Exercise directions: Go over the entries below line by line, copying each one that contains the word "screenshot".

Dataset:
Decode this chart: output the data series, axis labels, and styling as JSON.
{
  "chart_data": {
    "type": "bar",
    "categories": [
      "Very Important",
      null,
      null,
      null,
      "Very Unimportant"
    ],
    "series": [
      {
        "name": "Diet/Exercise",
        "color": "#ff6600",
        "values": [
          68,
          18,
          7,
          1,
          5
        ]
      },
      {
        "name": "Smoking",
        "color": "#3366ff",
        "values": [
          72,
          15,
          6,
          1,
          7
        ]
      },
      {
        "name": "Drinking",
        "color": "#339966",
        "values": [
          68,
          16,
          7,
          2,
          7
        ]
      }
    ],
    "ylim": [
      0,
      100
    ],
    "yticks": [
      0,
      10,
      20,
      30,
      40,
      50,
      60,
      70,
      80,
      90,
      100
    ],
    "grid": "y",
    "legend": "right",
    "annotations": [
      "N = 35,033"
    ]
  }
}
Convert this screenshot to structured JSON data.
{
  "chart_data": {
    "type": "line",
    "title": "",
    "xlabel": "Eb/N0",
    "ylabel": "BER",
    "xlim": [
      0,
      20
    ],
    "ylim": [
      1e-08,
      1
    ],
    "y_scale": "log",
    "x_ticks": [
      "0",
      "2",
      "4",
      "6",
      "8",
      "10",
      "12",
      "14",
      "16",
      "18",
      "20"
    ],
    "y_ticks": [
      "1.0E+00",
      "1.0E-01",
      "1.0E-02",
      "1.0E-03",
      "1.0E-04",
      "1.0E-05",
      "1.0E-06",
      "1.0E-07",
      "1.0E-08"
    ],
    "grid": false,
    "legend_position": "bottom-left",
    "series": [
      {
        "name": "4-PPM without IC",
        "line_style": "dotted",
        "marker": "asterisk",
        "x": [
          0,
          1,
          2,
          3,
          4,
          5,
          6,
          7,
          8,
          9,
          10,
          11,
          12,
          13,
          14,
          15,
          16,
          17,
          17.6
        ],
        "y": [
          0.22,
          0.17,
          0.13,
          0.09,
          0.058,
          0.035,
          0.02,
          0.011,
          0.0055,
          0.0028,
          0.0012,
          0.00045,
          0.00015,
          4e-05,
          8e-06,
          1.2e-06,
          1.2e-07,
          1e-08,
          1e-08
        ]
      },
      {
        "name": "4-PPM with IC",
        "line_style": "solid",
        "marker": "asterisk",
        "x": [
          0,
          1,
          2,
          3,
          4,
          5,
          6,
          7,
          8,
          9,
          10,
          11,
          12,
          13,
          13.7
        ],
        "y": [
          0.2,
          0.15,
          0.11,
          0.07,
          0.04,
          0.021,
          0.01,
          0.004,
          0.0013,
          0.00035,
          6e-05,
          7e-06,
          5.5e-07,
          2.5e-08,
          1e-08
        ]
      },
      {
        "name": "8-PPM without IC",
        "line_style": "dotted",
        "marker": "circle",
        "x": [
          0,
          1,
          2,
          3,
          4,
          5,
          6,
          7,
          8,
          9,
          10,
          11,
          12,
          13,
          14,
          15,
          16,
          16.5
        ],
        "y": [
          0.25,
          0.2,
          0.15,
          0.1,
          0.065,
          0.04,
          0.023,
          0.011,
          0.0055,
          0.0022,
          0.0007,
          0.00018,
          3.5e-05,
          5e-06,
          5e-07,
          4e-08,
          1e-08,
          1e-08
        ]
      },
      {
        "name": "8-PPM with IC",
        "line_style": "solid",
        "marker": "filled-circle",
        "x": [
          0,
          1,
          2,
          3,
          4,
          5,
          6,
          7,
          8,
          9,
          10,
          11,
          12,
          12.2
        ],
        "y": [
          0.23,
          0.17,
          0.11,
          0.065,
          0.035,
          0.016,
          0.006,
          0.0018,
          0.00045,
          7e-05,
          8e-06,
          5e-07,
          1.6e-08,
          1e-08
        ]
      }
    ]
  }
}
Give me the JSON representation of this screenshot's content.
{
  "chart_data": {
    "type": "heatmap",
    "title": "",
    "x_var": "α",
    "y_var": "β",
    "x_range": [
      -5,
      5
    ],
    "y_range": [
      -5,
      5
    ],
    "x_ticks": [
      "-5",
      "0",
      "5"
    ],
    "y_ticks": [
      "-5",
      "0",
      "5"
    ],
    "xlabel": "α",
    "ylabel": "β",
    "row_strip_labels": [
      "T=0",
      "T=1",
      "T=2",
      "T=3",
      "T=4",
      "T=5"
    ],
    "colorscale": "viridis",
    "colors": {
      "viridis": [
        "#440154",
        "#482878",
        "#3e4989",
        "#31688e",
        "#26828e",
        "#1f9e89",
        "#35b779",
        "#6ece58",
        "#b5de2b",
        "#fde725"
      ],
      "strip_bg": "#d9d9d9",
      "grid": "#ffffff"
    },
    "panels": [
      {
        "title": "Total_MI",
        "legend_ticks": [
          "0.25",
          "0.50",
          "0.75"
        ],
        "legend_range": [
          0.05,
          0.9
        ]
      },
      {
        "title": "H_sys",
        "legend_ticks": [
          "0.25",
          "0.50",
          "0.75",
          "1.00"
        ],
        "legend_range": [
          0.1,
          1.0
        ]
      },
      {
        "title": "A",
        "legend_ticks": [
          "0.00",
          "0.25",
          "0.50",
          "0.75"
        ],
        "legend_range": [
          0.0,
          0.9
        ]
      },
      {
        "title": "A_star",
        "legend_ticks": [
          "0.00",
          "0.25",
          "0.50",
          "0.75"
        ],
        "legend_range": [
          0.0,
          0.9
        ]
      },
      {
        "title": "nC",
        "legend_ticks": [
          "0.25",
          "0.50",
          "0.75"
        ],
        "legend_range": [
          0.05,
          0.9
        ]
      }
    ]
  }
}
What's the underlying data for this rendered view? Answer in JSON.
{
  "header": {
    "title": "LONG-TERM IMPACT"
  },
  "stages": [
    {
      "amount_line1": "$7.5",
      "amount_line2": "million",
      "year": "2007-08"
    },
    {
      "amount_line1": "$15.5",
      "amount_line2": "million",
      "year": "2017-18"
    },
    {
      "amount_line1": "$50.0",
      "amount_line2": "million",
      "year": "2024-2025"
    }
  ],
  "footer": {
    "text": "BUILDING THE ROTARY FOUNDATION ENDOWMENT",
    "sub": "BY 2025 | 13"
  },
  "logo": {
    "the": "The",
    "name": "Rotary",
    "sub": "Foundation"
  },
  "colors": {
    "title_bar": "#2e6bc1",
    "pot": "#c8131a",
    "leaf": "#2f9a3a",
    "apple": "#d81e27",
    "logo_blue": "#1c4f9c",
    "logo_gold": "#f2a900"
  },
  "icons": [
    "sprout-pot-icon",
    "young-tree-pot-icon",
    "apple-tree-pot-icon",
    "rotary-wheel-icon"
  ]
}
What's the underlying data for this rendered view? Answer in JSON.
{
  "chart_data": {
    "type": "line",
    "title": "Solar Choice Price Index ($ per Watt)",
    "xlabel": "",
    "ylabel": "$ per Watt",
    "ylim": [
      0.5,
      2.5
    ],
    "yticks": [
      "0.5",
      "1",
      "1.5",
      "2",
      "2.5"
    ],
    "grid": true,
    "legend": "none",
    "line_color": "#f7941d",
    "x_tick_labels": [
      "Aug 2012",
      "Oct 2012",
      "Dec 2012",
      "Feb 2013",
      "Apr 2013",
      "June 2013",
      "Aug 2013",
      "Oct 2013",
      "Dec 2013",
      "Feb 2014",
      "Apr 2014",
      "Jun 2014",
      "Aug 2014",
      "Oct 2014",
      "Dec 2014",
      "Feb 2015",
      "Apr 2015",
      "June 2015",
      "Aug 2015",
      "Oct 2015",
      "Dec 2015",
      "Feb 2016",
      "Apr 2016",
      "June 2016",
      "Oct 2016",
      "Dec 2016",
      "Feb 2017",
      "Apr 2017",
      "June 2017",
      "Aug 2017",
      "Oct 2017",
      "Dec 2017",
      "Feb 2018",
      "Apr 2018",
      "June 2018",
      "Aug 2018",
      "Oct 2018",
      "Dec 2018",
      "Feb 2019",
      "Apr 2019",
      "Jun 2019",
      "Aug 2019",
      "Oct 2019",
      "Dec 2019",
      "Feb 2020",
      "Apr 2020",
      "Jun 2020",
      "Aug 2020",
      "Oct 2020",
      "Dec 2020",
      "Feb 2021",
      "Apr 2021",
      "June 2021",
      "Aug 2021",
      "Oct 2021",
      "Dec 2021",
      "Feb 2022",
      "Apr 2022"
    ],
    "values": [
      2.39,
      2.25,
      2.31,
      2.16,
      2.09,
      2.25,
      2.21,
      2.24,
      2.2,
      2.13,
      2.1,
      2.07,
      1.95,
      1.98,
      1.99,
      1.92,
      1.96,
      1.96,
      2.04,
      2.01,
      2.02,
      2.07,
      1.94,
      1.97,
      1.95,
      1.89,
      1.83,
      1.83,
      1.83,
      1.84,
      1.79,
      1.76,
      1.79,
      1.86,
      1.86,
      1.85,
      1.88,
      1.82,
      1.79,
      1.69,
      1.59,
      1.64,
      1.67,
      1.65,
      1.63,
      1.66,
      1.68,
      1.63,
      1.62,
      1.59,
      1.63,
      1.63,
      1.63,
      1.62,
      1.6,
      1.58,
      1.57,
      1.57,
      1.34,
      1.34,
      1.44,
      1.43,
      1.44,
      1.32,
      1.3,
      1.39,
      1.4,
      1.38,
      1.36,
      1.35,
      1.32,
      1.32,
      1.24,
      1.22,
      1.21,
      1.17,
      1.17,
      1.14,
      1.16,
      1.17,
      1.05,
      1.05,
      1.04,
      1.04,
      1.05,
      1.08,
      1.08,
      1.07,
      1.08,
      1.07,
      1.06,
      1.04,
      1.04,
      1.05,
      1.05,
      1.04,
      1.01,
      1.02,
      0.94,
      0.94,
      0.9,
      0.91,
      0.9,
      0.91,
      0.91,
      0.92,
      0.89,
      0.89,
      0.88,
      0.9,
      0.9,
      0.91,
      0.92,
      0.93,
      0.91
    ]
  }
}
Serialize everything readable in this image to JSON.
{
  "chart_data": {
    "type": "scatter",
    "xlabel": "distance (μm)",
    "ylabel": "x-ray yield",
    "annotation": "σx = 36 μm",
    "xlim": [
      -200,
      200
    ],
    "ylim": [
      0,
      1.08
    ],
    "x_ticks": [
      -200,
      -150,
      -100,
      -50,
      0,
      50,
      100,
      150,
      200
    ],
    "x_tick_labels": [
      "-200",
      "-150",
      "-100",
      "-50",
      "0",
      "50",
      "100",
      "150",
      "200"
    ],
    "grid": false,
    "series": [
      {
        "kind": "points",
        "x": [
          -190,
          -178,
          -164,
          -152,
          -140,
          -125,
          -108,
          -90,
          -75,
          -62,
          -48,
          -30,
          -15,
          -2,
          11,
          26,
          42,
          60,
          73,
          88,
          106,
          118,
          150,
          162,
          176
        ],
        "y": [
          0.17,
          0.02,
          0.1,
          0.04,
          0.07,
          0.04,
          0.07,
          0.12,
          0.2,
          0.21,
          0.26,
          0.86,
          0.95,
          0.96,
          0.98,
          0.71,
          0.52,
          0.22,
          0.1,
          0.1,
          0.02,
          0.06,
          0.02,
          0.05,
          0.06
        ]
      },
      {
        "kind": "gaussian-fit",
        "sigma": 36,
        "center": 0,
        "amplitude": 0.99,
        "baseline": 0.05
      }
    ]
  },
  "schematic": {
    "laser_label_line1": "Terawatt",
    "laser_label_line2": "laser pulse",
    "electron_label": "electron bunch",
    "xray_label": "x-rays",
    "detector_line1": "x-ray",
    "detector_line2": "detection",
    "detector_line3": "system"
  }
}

Result below:
Convert this screenshot to structured JSON data.
Give me the JSON representation of this screenshot's content.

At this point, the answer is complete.